> **INSTRUCTIONS FOR THE TASK**
Work out the number of lines with the word "ylabel" in the material below, then reply with that number only.

> **DATA SHOWN**
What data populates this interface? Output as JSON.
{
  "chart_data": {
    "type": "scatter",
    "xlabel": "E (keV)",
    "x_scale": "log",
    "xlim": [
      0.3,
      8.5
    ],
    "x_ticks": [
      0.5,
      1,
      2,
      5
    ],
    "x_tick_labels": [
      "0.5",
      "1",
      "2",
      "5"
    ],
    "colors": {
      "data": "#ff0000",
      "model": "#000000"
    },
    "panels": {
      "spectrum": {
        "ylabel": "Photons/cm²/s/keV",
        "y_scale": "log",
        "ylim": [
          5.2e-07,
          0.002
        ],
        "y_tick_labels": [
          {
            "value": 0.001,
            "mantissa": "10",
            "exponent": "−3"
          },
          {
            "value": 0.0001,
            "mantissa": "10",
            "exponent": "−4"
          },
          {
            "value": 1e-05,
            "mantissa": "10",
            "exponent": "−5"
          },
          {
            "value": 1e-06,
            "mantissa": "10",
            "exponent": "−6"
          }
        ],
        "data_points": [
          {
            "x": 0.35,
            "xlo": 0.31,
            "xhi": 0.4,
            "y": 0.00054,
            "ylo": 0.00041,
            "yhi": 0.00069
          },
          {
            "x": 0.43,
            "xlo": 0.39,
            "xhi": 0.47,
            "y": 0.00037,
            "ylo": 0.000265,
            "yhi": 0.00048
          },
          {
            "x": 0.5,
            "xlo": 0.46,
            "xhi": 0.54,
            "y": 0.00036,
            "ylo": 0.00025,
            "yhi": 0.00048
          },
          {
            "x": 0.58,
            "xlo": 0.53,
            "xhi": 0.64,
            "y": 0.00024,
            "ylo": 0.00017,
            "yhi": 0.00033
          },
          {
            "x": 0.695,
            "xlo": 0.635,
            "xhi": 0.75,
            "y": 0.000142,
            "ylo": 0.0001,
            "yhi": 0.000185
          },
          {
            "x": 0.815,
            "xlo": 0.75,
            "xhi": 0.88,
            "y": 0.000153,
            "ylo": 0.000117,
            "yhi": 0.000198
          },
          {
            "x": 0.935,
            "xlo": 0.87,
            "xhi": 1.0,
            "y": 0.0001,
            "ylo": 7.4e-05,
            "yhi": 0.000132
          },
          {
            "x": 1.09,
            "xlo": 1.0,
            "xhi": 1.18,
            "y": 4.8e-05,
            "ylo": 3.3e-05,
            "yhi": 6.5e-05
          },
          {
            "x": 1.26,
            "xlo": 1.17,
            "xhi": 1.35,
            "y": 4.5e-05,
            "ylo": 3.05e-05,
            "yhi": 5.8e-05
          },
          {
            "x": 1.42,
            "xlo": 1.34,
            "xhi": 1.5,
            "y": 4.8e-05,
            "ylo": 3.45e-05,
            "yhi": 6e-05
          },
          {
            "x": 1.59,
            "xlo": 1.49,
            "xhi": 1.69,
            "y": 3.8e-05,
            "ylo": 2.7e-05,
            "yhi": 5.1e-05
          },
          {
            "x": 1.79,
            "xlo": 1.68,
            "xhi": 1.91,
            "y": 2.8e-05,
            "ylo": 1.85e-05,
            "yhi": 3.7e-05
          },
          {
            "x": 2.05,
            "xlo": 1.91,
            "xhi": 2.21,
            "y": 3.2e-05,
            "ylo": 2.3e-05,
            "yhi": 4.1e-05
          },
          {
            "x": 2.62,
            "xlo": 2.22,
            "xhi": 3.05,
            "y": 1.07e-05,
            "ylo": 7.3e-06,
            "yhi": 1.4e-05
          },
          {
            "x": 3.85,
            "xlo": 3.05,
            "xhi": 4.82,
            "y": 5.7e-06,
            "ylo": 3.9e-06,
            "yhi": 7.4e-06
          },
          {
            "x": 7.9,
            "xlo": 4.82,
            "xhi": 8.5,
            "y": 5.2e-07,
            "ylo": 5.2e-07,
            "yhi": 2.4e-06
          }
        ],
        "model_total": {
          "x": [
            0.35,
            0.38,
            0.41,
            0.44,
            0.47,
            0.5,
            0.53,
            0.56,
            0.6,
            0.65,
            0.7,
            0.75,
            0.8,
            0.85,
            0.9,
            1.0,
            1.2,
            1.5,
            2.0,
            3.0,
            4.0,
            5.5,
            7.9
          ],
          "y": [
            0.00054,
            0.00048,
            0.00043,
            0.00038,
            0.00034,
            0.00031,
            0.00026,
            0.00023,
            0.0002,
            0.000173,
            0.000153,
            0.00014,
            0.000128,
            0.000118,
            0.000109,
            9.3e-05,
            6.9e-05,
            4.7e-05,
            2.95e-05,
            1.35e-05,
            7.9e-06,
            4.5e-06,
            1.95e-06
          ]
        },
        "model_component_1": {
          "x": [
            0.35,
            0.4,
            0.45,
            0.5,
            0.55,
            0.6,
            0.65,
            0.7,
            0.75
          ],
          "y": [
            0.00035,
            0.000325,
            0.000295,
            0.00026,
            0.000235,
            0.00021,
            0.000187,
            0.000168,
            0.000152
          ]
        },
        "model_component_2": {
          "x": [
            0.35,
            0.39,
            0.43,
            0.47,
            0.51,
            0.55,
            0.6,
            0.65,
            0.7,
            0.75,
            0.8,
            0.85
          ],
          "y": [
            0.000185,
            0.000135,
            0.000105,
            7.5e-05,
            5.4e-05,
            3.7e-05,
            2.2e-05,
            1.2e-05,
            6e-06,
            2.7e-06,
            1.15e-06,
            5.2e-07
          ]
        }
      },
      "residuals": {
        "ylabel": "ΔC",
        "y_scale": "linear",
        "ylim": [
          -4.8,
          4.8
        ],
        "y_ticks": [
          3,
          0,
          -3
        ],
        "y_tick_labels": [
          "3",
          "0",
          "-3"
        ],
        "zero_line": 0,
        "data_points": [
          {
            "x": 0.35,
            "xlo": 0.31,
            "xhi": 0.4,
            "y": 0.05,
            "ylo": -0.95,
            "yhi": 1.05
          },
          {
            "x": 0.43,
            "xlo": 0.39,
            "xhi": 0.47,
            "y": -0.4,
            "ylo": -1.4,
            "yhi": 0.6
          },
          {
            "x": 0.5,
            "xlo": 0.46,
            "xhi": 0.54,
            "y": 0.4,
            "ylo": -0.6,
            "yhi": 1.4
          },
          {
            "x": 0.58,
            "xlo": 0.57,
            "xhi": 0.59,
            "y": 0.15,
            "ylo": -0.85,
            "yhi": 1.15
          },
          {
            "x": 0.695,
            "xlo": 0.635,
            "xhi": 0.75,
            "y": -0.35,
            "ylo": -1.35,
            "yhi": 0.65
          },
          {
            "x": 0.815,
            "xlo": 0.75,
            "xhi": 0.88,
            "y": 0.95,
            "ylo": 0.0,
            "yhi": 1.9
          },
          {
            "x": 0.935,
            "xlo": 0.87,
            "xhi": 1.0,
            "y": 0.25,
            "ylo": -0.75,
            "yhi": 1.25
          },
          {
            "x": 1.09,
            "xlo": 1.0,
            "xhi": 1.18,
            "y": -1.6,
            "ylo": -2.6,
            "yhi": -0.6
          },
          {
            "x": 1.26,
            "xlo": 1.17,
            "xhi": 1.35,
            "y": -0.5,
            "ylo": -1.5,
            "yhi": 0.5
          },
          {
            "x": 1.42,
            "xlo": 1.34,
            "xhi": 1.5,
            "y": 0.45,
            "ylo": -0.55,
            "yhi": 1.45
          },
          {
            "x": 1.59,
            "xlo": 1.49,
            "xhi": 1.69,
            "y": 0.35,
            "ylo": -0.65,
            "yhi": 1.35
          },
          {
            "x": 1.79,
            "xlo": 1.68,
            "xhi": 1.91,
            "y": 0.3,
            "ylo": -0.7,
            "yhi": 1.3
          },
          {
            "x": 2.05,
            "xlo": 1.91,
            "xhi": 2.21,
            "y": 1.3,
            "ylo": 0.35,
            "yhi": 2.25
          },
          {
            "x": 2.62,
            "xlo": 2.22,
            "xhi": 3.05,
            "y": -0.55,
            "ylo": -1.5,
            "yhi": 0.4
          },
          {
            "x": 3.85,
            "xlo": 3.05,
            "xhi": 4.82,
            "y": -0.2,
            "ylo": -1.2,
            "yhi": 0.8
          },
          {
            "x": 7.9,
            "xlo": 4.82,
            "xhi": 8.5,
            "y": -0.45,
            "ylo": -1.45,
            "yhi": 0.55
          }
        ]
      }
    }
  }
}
---
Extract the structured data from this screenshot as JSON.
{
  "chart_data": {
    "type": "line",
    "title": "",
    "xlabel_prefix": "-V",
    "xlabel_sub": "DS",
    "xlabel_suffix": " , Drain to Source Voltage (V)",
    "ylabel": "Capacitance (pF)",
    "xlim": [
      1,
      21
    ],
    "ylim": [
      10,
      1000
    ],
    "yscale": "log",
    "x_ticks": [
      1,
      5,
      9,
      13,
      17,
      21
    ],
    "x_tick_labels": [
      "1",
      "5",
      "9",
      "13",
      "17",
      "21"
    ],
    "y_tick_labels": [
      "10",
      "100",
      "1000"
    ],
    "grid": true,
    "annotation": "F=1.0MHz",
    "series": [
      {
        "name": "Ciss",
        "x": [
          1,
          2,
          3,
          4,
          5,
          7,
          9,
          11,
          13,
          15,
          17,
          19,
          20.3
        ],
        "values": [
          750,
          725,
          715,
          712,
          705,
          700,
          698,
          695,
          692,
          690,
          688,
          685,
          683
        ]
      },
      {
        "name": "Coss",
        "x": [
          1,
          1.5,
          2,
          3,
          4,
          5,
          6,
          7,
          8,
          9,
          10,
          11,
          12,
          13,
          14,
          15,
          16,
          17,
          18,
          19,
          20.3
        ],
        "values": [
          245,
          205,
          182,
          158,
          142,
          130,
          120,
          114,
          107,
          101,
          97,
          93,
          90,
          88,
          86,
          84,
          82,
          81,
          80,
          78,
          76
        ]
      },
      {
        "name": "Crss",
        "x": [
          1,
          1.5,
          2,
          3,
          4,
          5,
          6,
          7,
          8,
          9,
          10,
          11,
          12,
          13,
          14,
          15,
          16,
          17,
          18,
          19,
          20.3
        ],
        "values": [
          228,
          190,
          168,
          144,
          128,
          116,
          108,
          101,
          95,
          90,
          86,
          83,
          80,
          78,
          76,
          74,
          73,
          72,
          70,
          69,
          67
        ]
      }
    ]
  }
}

> **COMPLETE RESPONSE**
3